- _EXERCISE DIRECTIONS_
Records follow. Select each line holding "រកបដ".

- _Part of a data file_

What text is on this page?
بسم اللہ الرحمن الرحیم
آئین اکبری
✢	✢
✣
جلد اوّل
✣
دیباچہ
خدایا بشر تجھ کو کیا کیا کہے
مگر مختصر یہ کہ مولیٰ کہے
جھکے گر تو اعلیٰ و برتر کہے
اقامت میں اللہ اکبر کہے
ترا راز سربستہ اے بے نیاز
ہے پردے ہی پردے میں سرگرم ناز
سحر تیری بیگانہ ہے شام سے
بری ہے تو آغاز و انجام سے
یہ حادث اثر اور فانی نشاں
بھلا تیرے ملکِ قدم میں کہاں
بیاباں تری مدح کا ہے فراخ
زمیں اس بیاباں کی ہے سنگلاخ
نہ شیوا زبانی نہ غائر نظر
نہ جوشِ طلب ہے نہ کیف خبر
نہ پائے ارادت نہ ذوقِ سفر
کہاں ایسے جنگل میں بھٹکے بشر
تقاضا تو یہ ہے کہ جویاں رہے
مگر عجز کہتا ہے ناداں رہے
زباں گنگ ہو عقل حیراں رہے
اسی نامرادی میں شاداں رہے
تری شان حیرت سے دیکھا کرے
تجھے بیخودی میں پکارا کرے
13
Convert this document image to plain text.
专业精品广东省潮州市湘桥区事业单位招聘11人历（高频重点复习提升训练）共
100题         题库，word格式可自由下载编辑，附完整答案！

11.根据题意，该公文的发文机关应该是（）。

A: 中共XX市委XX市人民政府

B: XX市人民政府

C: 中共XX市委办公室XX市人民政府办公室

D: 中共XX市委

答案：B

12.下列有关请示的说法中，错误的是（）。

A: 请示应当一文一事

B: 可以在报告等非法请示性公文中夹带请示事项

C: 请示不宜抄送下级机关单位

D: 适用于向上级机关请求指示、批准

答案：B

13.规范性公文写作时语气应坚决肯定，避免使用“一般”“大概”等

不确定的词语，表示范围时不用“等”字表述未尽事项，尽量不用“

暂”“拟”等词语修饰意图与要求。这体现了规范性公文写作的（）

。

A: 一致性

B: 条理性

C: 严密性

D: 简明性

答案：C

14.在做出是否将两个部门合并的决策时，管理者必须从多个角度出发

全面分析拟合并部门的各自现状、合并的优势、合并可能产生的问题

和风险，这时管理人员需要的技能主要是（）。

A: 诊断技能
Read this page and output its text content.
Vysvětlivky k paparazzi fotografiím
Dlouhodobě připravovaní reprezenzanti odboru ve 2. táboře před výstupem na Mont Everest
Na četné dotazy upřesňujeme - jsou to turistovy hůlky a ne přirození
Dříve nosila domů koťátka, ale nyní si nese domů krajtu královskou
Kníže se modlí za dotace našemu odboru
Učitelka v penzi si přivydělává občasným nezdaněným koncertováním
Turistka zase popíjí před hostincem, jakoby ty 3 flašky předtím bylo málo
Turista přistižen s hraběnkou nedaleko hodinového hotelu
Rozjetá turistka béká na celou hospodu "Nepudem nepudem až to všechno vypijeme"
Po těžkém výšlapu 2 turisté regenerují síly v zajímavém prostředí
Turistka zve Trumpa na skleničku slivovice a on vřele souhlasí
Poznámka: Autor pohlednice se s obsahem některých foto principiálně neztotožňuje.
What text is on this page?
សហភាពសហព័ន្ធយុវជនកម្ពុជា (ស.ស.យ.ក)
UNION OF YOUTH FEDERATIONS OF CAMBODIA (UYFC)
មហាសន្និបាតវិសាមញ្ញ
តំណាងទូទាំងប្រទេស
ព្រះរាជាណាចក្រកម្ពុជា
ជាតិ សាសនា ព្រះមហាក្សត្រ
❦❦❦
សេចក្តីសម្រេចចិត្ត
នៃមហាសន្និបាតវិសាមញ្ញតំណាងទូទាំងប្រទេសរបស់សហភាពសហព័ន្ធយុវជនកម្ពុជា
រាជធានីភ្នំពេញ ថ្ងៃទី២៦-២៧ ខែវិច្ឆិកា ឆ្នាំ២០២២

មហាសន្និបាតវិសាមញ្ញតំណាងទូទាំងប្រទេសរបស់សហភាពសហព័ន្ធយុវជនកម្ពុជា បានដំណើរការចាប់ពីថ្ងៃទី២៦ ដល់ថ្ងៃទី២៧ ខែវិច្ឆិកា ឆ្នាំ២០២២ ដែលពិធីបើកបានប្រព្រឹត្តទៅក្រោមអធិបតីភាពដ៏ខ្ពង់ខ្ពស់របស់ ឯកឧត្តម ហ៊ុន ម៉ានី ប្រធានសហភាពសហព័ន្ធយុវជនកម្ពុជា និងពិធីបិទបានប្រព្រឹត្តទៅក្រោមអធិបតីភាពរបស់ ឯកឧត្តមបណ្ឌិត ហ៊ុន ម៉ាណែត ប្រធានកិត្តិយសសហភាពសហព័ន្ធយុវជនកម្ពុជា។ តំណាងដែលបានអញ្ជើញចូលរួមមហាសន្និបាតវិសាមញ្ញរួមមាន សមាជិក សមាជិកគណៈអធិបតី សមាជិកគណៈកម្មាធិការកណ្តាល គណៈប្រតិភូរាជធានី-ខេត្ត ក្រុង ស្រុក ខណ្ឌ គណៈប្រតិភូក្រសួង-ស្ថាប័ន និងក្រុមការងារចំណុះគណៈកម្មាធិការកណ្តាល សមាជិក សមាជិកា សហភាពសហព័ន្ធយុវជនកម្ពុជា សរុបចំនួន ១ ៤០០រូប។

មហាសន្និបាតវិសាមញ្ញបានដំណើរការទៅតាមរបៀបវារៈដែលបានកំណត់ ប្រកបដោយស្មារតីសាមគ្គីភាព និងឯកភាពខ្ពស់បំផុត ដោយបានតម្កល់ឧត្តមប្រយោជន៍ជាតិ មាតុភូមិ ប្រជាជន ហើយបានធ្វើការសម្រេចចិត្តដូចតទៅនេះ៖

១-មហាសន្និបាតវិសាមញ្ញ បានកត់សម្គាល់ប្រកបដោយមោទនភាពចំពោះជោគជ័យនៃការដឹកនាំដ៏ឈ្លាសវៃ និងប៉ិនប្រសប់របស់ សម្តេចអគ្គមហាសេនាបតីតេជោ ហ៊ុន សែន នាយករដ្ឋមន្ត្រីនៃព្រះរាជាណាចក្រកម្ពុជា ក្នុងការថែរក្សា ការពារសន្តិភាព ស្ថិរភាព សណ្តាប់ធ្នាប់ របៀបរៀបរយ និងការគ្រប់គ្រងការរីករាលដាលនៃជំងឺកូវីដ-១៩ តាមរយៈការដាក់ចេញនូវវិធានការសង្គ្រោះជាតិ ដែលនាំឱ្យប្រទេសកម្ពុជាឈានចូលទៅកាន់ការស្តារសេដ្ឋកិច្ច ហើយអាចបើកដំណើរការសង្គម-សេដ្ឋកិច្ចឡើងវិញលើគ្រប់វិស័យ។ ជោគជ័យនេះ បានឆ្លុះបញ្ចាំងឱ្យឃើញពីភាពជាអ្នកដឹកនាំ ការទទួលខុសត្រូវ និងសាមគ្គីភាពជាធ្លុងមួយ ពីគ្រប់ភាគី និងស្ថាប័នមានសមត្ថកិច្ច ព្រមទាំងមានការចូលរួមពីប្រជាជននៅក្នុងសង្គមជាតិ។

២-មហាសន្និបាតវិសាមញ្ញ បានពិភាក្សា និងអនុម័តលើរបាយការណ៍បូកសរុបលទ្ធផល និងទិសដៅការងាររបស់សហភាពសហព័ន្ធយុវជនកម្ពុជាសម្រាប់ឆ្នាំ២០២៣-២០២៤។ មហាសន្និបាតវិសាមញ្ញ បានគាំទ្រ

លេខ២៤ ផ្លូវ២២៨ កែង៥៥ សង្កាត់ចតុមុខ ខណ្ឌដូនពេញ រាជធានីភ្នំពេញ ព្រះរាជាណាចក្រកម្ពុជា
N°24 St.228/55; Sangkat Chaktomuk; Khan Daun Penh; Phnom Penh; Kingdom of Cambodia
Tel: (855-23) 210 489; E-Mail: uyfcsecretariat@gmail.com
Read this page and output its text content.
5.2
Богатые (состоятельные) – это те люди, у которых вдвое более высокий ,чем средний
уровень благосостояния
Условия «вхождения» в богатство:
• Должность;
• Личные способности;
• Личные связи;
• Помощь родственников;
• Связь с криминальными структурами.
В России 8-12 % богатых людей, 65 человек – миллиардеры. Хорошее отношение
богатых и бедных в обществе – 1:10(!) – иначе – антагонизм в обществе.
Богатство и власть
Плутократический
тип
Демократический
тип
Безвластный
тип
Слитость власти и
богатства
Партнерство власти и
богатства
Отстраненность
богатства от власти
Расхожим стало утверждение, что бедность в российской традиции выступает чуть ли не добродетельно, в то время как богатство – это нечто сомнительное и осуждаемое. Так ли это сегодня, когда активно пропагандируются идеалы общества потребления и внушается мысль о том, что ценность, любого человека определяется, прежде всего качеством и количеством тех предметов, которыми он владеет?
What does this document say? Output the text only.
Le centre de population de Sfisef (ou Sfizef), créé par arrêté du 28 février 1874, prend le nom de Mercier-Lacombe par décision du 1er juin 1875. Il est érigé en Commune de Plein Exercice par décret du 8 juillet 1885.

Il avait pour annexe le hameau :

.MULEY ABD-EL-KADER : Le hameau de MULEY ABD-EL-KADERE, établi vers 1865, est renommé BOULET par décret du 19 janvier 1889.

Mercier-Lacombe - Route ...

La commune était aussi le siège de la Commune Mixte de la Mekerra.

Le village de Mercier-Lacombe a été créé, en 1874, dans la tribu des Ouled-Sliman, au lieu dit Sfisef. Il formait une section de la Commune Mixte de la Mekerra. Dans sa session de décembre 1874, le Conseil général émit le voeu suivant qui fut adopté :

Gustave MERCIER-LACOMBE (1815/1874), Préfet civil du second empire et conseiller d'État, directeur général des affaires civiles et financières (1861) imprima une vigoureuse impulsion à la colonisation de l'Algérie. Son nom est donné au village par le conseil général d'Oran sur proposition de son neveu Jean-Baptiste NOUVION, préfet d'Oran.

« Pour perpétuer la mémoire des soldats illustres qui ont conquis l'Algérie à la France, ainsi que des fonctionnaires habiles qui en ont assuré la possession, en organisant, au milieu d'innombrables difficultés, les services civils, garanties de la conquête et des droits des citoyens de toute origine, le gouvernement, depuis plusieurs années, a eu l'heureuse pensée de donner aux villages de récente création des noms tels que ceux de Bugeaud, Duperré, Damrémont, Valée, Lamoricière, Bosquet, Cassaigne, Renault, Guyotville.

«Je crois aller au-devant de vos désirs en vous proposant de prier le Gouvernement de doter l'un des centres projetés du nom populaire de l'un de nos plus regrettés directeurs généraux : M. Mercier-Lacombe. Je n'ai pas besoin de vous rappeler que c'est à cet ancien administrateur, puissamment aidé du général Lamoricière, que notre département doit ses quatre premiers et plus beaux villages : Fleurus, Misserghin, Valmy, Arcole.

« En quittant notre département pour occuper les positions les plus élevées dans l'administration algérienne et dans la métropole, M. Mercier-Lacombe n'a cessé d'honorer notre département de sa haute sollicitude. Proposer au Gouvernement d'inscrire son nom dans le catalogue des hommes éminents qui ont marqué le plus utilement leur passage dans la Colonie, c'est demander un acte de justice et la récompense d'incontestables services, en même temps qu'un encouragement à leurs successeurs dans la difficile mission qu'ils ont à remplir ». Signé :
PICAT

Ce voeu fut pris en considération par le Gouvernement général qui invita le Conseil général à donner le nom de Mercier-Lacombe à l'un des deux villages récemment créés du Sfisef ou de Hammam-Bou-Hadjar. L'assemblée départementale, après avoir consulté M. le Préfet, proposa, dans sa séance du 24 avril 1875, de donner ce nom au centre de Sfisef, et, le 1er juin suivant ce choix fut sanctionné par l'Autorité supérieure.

- _SOLUTION_
មហាសន្និបាតវិសាមញ្ញបានដំណើរការទៅតាមរបៀបវារៈដែលបានកំណត់ ប្រកបដោយស្មារតីសាមគ្គីភាព និងឯកភាពខ្ពស់បំផុត ដោយបានតម្កល់ឧត្តមប្រយោជន៍ជាតិ មាតុភូមិ ប្រជាជន ហើយបានធ្វើការសម្រេចចិត្តដូចតទៅនេះ៖
១-មហាសន្និបាតវិសាមញ្ញ បានកត់សម្គាល់ប្រកបដោយមោទនភាពចំពោះជោគជ័យនៃការដឹកនាំដ៏ឈ្លាសវៃ និងប៉ិនប្រសប់របស់ សម្តេចអគ្គមហាសេនាបតីតេជោ ហ៊ុន សែន នាយករដ្ឋមន្ត្រីនៃព្រះរាជាណាចក្រកម្ពុជា ក្នុងការថែរក្សា ការពារសន្តិភាព ស្ថិរភាព សណ្តាប់ធ្នាប់ របៀបរៀបរយ និងការគ្រប់គ្រងការរីករាលដាលនៃជំងឺកូវីដ-១៩ តាមរយៈការដាក់ចេញនូវវិធានការសង្គ្រោះជាតិ ដែលនាំឱ្យប្រទេសកម្ពុជាឈានចូលទៅកាន់ការស្តារសេដ្ឋកិច្ច ហើយអាចបើកដំណើរការសង្គម-សេដ្ឋកិច្ចឡើងវិញលើគ្រប់វិស័យ។ ជោគជ័យនេះ បានឆ្លុះបញ្ចាំងឱ្យឃើញពីភាពជាអ្នកដឹកនាំ ការទទួលខុសត្រូវ និងសាមគ្គីភាពជាធ្លុងមួយ ពីគ្រប់ភាគី និងស្ថាប័នមានសមត្ថកិច្ច ព្រមទាំងមានការចូលរួមពីប្រជាជននៅក្នុងសង្គមជាតិ។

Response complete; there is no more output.